* [Entries shown]
+===+

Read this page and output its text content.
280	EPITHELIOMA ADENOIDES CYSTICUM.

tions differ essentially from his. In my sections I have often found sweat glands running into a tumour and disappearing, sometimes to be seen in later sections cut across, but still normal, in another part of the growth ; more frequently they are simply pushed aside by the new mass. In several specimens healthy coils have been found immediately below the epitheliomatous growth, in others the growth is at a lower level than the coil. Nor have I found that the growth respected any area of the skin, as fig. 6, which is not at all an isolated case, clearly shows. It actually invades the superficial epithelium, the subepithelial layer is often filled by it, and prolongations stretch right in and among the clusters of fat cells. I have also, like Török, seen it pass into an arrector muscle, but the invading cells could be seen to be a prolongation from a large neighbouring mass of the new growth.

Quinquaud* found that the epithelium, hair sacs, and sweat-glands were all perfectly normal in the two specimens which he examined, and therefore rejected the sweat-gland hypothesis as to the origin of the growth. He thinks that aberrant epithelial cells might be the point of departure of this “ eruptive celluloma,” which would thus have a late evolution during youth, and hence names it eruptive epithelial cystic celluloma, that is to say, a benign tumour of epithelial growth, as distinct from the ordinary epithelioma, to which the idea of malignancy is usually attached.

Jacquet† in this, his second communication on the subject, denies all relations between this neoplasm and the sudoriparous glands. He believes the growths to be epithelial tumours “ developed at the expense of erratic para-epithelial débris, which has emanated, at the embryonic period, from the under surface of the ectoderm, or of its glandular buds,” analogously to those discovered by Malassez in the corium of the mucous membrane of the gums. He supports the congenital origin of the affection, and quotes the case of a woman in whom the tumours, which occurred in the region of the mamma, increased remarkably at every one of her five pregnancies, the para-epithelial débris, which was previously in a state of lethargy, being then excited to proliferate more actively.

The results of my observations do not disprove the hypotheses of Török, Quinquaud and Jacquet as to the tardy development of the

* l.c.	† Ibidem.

+===+

* [Task to carry out] Please transcribe all of the data above exactly.

* [Response area]
Read this page and output its text content.
280	EPITHELIOMA ADENOIDES CYSTICUM.

tions differ essentially from his. In my sections I have often found sweat glands running into a tumour and disappearing, sometimes to be seen in later sections cut across, but still normal, in another part of the growth ; more frequently they are simply pushed aside by the new mass. In several specimens healthy coils have been found immediately below the epitheliomatous growth, in others the growth is at a lower level than the coil. Nor have I found that the growth respected any area of the skin, as fig. 6, which is not at all an isolated case, clearly shows. It actually invades the superficial epithelium, the subepithelial layer is often filled by it, and prolongations stretch right in and among the clusters of fat cells. I have also, like Török, seen it pass into an arrector muscle, but the invading cells could be seen to be a prolongation from a large neighbouring mass of the new growth.

Quinquaud* found that the epithelium, hair sacs, and sweat-glands were all perfectly normal in the two specimens which he examined, and therefore rejected the sweat-gland hypothesis as to the origin of the growth. He thinks that aberrant epithelial cells might be the point of departure of this “ eruptive celluloma,” which would thus have a late evolution during youth, and hence names it eruptive epithelial cystic celluloma, that is to say, a benign tumour of epithelial growth, as distinct from the ordinary epithelioma, to which the idea of malignancy is usually attached.

Jacquet† in this, his second communication on the subject, denies all relations between this neoplasm and the sudoriparous glands. He believes the growths to be epithelial tumours “ developed at the expense of erratic para-epithelial débris, which has emanated, at the embryonic period, from the under surface of the ectoderm, or of its glandular buds,” analogously to those discovered by Malassez in the corium of the mucous membrane of the gums. He supports the congenital origin of the affection, and quotes the case of a woman in whom the tumours, which occurred in the region of the mamma, increased remarkably at every one of her five pregnancies, the para-epithelial débris, which was previously in a state of lethargy, being then excited to proliferate more actively.

The results of my observations do not disprove the hypotheses of Török, Quinquaud and Jacquet as to the tardy development of the

* l.c.	† Ibidem.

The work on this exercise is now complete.